Collected data
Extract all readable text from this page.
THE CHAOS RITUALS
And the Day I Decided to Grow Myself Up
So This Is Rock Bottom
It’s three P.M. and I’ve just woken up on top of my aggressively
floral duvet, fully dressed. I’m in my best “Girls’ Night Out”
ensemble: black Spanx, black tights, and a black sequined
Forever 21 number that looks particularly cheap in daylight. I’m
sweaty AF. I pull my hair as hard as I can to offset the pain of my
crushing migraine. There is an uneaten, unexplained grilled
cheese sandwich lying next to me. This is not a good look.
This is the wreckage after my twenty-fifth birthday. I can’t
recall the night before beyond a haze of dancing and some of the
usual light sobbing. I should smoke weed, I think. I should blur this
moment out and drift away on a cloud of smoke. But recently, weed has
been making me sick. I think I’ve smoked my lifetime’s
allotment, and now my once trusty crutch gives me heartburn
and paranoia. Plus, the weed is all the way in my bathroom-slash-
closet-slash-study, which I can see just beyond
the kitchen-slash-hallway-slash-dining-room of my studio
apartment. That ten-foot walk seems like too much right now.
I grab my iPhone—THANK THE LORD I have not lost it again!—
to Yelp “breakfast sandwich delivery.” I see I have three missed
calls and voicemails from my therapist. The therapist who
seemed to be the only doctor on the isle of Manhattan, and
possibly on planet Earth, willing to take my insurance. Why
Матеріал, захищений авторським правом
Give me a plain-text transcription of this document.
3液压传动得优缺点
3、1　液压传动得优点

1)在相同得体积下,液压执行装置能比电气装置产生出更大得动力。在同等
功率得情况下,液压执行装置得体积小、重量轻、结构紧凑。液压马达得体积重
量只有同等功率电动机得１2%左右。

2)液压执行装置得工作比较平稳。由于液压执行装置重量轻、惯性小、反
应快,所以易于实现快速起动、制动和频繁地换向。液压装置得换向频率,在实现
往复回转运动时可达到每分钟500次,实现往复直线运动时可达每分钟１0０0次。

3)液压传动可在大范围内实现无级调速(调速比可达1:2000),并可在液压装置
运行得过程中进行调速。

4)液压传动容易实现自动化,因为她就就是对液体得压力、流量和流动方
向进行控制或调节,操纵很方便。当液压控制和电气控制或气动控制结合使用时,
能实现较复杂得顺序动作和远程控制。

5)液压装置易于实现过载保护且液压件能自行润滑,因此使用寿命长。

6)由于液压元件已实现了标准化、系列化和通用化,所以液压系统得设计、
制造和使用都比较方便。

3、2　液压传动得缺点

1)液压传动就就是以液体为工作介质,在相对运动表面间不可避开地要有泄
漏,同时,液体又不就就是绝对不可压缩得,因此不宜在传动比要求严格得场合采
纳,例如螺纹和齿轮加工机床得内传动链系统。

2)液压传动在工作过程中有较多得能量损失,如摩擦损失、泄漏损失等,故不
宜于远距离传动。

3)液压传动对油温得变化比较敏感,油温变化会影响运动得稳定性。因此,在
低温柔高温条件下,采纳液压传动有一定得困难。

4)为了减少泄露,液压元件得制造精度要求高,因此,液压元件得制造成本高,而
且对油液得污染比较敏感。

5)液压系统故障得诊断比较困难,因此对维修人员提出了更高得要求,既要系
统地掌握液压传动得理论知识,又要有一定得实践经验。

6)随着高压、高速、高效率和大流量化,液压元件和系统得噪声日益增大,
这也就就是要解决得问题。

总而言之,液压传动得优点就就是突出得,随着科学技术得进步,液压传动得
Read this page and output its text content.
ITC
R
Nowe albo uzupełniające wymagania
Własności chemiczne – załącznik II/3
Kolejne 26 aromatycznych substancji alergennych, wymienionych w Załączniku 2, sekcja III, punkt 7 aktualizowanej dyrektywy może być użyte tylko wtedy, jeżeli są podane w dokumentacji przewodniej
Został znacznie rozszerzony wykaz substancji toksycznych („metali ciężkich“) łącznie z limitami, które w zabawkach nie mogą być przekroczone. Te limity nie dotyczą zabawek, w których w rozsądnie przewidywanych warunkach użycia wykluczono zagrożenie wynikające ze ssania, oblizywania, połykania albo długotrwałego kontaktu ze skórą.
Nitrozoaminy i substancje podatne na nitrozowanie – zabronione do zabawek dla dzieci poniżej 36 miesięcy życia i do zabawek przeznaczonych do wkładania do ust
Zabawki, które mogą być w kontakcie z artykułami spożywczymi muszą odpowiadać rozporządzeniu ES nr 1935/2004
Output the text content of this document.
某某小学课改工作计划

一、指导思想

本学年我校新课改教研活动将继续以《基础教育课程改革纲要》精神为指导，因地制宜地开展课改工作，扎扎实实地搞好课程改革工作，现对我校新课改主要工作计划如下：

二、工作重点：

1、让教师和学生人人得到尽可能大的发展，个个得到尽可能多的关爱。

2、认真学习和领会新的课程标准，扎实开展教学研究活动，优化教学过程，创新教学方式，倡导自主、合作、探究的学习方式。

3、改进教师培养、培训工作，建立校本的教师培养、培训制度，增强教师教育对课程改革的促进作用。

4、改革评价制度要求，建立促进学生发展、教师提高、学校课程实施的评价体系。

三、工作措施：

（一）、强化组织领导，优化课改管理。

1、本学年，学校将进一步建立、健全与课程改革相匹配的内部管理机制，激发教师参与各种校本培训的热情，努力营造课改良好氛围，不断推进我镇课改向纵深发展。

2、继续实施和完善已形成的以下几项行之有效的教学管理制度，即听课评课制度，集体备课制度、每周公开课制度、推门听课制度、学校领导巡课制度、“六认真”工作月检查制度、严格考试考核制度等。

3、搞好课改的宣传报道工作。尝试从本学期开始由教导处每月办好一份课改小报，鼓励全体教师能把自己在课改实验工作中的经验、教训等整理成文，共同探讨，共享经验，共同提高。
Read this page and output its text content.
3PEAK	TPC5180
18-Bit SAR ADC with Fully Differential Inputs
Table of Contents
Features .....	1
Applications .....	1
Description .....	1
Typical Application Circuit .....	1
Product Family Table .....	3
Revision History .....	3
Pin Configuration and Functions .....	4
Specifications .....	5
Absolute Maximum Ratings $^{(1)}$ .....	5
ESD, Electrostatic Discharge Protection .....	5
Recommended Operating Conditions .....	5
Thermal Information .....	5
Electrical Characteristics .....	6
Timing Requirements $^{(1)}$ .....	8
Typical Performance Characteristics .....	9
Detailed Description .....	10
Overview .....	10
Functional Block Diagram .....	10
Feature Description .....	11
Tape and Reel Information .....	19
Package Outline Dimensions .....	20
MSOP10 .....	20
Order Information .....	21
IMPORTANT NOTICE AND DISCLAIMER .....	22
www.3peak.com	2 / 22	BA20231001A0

**Task requirements**
Determine how many lines contain the word "Table" and reply with that number alone.

**Response**
2